- _Written instruction_:
Quote every line as given.

- _A block of data_:

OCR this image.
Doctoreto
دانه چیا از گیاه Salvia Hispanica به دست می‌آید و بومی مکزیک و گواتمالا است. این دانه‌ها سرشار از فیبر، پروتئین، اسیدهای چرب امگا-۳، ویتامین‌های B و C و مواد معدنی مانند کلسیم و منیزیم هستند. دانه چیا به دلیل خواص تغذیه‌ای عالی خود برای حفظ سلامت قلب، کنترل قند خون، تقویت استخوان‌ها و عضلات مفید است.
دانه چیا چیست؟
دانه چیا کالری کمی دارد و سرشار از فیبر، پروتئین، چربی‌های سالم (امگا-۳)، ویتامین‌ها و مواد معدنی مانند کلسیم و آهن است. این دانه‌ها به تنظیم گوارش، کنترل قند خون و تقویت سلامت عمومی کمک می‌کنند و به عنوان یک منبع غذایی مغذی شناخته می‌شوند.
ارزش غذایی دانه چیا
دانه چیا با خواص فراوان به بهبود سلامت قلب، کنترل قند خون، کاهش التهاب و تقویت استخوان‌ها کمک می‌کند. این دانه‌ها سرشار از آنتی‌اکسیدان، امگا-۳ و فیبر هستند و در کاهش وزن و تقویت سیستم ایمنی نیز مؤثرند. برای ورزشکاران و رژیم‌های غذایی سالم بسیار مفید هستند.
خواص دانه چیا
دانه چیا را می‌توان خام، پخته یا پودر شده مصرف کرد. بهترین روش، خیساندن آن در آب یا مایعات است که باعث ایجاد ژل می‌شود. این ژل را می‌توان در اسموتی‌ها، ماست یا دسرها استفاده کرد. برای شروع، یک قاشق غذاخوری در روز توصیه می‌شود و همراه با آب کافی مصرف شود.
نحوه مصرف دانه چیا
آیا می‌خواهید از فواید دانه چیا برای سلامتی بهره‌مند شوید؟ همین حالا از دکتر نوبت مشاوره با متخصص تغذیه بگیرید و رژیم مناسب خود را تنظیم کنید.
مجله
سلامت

- _Task result_:
OCR this image.
Doctoreto
دانه چیا از گیاه Salvia Hispanica به دست می‌آید و بومی مکزیک و گواتمالا است. این دانه‌ها سرشار از فیبر، پروتئین، اسیدهای چرب امگا-۳، ویتامین‌های B و C و مواد معدنی مانند کلسیم و منیزیم هستند. دانه چیا به دلیل خواص تغذیه‌ای عالی خود برای حفظ سلامت قلب، کنترل قند خون، تقویت استخوان‌ها و عضلات مفید است.
دانه چیا چیست؟
دانه چیا کالری کمی دارد و سرشار از فیبر، پروتئین، چربی‌های سالم (امگا-۳)، ویتامین‌ها و مواد معدنی مانند کلسیم و آهن است. این دانه‌ها به تنظیم گوارش، کنترل قند خون و تقویت سلامت عمومی کمک می‌کنند و به عنوان یک منبع غذایی مغذی شناخته می‌شوند.
ارزش غذایی دانه چیا
دانه چیا با خواص فراوان به بهبود سلامت قلب، کنترل قند خون، کاهش التهاب و تقویت استخوان‌ها کمک می‌کند. این دانه‌ها سرشار از آنتی‌اکسیدان، امگا-۳ و فیبر هستند و در کاهش وزن و تقویت سیستم ایمنی نیز مؤثرند. برای ورزشکاران و رژیم‌های غذایی سالم بسیار مفید هستند.
خواص دانه چیا
دانه چیا را می‌توان خام، پخته یا پودر شده مصرف کرد. بهترین روش، خیساندن آن در آب یا مایعات است که باعث ایجاد ژل می‌شود. این ژل را می‌توان در اسموتی‌ها، ماست یا دسرها استفاده کرد. برای شروع، یک قاشق غذاخوری در روز توصیه می‌شود و همراه با آب کافی مصرف شود.
نحوه مصرف دانه چیا
آیا می‌خواهید از فواید دانه چیا برای سلامتی بهره‌مند شوید؟ همین حالا از دکتر نوبت مشاوره با متخصص تغذیه بگیرید و رژیم مناسب خود را تنظیم کنید.
مجله
سلامت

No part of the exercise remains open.